GIVEN REQUEST.
Give the data below again, word for word.

━━━━━━━━━━

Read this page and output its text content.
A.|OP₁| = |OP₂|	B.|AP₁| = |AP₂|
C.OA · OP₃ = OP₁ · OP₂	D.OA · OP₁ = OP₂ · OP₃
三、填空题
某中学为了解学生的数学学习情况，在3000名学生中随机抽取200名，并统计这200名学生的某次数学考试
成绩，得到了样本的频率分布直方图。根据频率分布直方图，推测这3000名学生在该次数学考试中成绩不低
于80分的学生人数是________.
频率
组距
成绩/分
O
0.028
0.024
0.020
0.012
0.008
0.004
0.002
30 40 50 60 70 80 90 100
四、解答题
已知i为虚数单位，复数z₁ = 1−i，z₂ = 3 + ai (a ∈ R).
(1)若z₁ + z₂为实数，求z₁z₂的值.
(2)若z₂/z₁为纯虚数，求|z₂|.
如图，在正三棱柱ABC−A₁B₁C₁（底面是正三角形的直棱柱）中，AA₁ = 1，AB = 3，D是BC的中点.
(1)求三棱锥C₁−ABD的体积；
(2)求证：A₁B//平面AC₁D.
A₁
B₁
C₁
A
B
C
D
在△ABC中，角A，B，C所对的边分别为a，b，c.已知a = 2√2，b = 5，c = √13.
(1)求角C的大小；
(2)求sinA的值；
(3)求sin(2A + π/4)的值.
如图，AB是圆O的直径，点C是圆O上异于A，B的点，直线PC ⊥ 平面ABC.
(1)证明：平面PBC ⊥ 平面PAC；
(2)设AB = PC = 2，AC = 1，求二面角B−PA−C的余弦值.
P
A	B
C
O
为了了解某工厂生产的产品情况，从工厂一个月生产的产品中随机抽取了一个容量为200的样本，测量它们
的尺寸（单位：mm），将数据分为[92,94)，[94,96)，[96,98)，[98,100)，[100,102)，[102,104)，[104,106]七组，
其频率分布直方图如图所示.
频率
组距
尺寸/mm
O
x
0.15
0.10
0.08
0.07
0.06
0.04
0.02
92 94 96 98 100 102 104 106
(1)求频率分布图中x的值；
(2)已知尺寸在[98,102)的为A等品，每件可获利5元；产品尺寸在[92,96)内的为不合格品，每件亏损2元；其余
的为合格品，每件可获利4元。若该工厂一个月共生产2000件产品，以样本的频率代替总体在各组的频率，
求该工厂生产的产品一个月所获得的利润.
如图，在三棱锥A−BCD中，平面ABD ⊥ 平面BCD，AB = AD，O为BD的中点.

━━━━━━━━━━

SOLUTION TO THE EXERCISE.
Read this page and output its text content.
A.|OP₁| = |OP₂|	B.|AP₁| = |AP₂|
C.OA · OP₃ = OP₁ · OP₂	D.OA · OP₁ = OP₂ · OP₃
三、填空题
某中学为了解学生的数学学习情况，在3000名学生中随机抽取200名，并统计这200名学生的某次数学考试
成绩，得到了样本的频率分布直方图。根据频率分布直方图，推测这3000名学生在该次数学考试中成绩不低
于80分的学生人数是________.
频率
组距
成绩/分
O
0.028
0.024
0.020
0.012
0.008
0.004
0.002
30 40 50 60 70 80 90 100
四、解答题
已知i为虚数单位，复数z₁ = 1−i，z₂ = 3 + ai (a ∈ R).
(1)若z₁ + z₂为实数，求z₁z₂的值.
(2)若z₂/z₁为纯虚数，求|z₂|.
如图，在正三棱柱ABC−A₁B₁C₁（底面是正三角形的直棱柱）中，AA₁ = 1，AB = 3，D是BC的中点.
(1)求三棱锥C₁−ABD的体积；
(2)求证：A₁B//平面AC₁D.
A₁
B₁
C₁
A
B
C
D
在△ABC中，角A，B，C所对的边分别为a，b，c.已知a = 2√2，b = 5，c = √13.
(1)求角C的大小；
(2)求sinA的值；
(3)求sin(2A + π/4)的值.
如图，AB是圆O的直径，点C是圆O上异于A，B的点，直线PC ⊥ 平面ABC.
(1)证明：平面PBC ⊥ 平面PAC；
(2)设AB = PC = 2，AC = 1，求二面角B−PA−C的余弦值.
P
A	B
C
O
为了了解某工厂生产的产品情况，从工厂一个月生产的产品中随机抽取了一个容量为200的样本，测量它们
的尺寸（单位：mm），将数据分为[92,94)，[94,96)，[96,98)，[98,100)，[100,102)，[102,104)，[104,106]七组，
其频率分布直方图如图所示.
频率
组距
尺寸/mm
O
x
0.15
0.10
0.08
0.07
0.06
0.04
0.02
92 94 96 98 100 102 104 106
(1)求频率分布图中x的值；
(2)已知尺寸在[98,102)的为A等品，每件可获利5元；产品尺寸在[92,96)内的为不合格品，每件亏损2元；其余
的为合格品，每件可获利4元。若该工厂一个月共生产2000件产品，以样本的频率代替总体在各组的频率，
求该工厂生产的产品一个月所获得的利润.
如图，在三棱锥A−BCD中，平面ABD ⊥ 平面BCD，AB = AD，O为BD的中点.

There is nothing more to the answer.